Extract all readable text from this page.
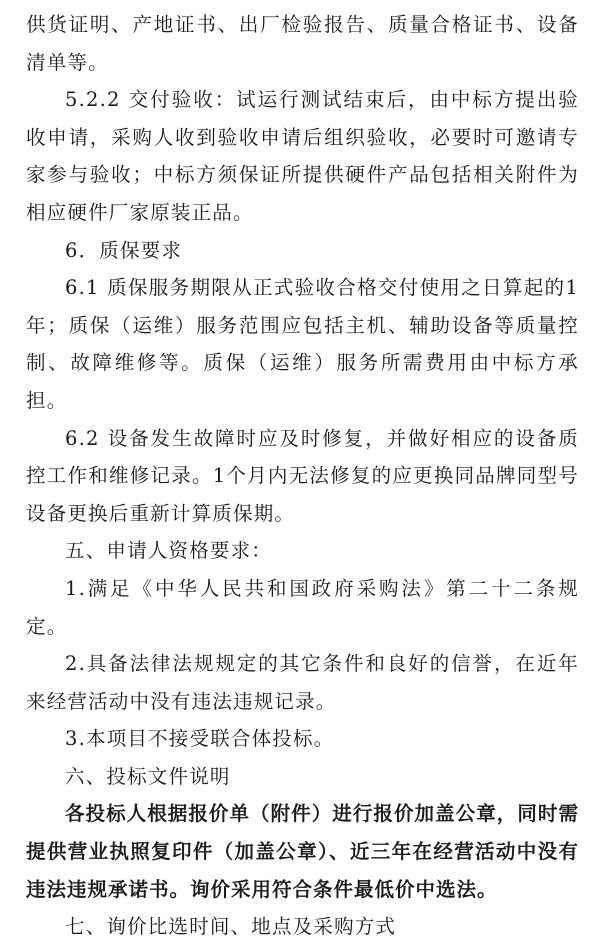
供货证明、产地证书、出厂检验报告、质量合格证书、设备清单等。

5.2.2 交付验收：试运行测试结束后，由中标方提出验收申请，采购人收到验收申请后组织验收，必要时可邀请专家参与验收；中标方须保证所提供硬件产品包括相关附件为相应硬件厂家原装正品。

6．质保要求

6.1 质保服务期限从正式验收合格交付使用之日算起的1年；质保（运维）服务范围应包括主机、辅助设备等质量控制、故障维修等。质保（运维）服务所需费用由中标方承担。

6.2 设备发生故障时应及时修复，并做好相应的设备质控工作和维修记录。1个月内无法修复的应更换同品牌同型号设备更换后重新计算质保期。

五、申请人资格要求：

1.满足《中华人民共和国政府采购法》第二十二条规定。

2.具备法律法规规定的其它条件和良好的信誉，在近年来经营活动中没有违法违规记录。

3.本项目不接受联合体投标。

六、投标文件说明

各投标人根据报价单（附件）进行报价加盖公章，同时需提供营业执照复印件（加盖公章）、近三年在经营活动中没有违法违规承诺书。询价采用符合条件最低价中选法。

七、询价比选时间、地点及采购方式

=======

> Problem details:
Give the data above again in full and unchanged, skipping the pictures.

> Response to this exercise:
Extract all readable text from this page.
供货证明、产地证书、出厂检验报告、质量合格证书、设备清单等。

5.2.2 交付验收：试运行测试结束后，由中标方提出验收申请，采购人收到验收申请后组织验收，必要时可邀请专家参与验收；中标方须保证所提供硬件产品包括相关附件为相应硬件厂家原装正品。

6．质保要求

6.1 质保服务期限从正式验收合格交付使用之日算起的1年；质保（运维）服务范围应包括主机、辅助设备等质量控制、故障维修等。质保（运维）服务所需费用由中标方承担。

6.2 设备发生故障时应及时修复，并做好相应的设备质控工作和维修记录。1个月内无法修复的应更换同品牌同型号设备更换后重新计算质保期。

五、申请人资格要求：

1.满足《中华人民共和国政府采购法》第二十二条规定。

2.具备法律法规规定的其它条件和良好的信誉，在近年来经营活动中没有违法违规记录。

3.本项目不接受联合体投标。

六、投标文件说明

各投标人根据报价单（附件）进行报价加盖公章，同时需提供营业执照复印件（加盖公章）、近三年在经营活动中没有违法违规承诺书。询价采用符合条件最低价中选法。

七、询价比选时间、地点及采购方式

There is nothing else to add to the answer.